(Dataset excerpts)
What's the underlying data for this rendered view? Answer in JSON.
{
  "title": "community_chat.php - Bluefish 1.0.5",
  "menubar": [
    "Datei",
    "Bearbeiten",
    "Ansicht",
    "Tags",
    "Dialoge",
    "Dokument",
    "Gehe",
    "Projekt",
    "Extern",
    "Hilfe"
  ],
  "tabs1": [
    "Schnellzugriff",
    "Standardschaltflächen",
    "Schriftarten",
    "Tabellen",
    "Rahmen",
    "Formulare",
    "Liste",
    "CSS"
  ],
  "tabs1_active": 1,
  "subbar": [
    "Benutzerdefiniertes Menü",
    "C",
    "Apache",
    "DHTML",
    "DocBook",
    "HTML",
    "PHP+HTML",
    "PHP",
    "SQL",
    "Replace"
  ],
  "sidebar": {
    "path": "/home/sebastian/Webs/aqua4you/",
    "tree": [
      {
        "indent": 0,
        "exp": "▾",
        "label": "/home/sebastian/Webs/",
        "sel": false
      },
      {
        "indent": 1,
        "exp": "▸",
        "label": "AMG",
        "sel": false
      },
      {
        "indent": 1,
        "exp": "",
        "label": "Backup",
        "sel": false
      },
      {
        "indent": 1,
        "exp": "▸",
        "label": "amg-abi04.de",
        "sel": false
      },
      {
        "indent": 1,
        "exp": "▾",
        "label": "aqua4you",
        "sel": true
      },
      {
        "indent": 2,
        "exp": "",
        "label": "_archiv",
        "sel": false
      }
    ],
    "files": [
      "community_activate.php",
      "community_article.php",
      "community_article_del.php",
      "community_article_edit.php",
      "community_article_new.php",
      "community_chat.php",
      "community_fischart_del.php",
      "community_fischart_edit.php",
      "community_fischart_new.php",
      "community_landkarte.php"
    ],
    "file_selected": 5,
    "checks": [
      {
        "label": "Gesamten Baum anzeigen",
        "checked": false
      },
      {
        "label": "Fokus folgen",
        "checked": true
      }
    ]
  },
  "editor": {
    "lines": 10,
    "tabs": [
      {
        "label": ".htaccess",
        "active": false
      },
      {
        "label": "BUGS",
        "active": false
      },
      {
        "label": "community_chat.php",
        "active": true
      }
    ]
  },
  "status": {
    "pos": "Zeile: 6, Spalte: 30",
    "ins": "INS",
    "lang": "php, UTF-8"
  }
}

---

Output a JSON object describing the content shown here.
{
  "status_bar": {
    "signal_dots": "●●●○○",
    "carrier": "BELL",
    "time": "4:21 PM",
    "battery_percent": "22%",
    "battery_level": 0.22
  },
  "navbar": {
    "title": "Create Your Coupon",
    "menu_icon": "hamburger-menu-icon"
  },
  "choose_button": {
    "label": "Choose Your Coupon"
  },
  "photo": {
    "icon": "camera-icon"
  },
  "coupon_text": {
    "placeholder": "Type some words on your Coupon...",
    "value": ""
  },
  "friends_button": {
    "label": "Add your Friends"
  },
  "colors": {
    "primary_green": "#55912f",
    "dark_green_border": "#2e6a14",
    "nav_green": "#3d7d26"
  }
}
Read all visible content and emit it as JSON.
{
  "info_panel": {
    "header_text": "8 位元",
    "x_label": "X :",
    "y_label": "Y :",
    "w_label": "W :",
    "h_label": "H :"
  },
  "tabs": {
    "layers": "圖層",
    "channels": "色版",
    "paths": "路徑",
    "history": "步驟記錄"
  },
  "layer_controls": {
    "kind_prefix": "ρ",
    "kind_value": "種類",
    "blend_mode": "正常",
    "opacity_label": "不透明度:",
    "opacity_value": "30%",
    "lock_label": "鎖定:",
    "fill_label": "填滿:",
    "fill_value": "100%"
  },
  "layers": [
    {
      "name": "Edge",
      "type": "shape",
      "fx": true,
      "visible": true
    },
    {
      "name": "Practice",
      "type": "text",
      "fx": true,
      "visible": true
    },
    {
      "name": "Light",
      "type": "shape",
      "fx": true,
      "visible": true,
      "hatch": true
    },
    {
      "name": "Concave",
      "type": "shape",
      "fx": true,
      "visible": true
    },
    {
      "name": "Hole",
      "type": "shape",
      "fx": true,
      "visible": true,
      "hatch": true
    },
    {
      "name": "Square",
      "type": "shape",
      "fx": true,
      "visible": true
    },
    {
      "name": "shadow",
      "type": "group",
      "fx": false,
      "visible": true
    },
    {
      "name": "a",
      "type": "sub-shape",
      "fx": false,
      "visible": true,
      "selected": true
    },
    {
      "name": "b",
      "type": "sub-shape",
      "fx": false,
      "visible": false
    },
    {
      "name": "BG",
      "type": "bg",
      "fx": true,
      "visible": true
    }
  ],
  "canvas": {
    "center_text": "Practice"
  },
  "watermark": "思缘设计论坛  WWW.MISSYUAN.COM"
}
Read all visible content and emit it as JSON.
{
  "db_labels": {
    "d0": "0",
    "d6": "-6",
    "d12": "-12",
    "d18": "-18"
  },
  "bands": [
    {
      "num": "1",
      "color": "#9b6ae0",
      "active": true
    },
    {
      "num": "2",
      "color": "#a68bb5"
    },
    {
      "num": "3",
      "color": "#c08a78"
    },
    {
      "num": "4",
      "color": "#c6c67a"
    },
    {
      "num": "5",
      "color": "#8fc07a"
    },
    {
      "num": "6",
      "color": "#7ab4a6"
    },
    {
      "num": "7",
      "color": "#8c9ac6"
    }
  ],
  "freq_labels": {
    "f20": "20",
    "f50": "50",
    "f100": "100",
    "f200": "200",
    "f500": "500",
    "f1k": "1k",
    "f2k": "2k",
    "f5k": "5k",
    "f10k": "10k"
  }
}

(YOUR OBJECTIVE) Copy every line of the material in which the word "name" occurs.

(COMPLETE OUTPUT)
      "name": "Edge",
      "name": "Practice",
      "name": "Light",
      "name": "Concave",
      "name": "Hole",
      "name": "Square",
      "name": "shadow",
      "name": "a",
      "name": "b",
      "name": "BG",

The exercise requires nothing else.